══ RECORDS FOR PROCESSING ══
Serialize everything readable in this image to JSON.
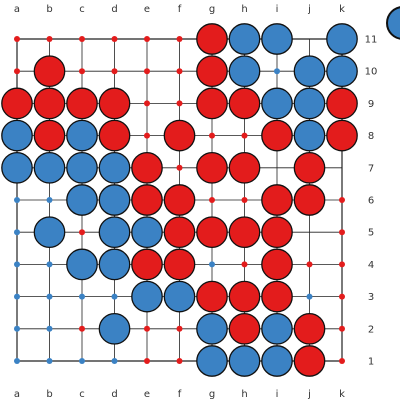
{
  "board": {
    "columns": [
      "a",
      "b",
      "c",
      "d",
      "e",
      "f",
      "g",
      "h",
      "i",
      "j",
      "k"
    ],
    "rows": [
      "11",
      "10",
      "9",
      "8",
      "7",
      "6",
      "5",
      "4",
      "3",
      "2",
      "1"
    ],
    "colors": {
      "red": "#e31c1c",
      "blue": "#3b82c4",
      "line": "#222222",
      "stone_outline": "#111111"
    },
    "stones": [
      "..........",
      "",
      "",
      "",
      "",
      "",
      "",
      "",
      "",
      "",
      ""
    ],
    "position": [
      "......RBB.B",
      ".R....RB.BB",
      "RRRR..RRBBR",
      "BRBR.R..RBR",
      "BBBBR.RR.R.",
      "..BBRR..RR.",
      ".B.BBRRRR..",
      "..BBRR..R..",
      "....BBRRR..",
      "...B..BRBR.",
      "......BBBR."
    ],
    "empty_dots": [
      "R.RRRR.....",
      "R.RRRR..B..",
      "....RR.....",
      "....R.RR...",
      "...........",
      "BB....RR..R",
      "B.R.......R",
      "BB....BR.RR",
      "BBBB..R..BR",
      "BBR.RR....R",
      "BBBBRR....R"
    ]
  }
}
═══
Restate the records word for word, omitting images.

Serialize everything readable in this image to JSON.
{
  "board": {
    "columns": [
      "a",
      "b",
      "c",
      "d",
      "e",
      "f",
      "g",
      "h",
      "i",
      "j",
      "k"
    ],
    "rows": [
      "11",
      "10",
      "9",
      "8",
      "7",
      "6",
      "5",
      "4",
      "3",
      "2",
      "1"
    ],
    "colors": {
      "red": "#e31c1c",
      "blue": "#3b82c4",
      "line": "#222222",
      "stone_outline": "#111111"
    },
    "stones": [
      "..........",
      "",
      "",
      "",
      "",
      "",
      "",
      "",
      "",
      "",
      ""
    ],
    "position": [
      "......RBB.B",
      ".R....RB.BB",
      "RRRR..RRBBR",
      "BRBR.R..RBR",
      "BBBBR.RR.R.",
      "..BBRR..RR.",
      ".B.BBRRRR..",
      "..BBRR..R..",
      "....BBRRR..",
      "...B..BRBR.",
      "......BBBR."
    ],
    "empty_dots": [
      "R.RRRR.....",
      "R.RRRR..B..",
      "....RR.....",
      "....R.RR...",
      "...........",
      "BB....RR..R",
      "B.R.......R",
      "BB....BR.RR",
      "BBBB..R..BR",
      "BBR.RR....R",
      "BBBBRR....R"
    ]
  }
}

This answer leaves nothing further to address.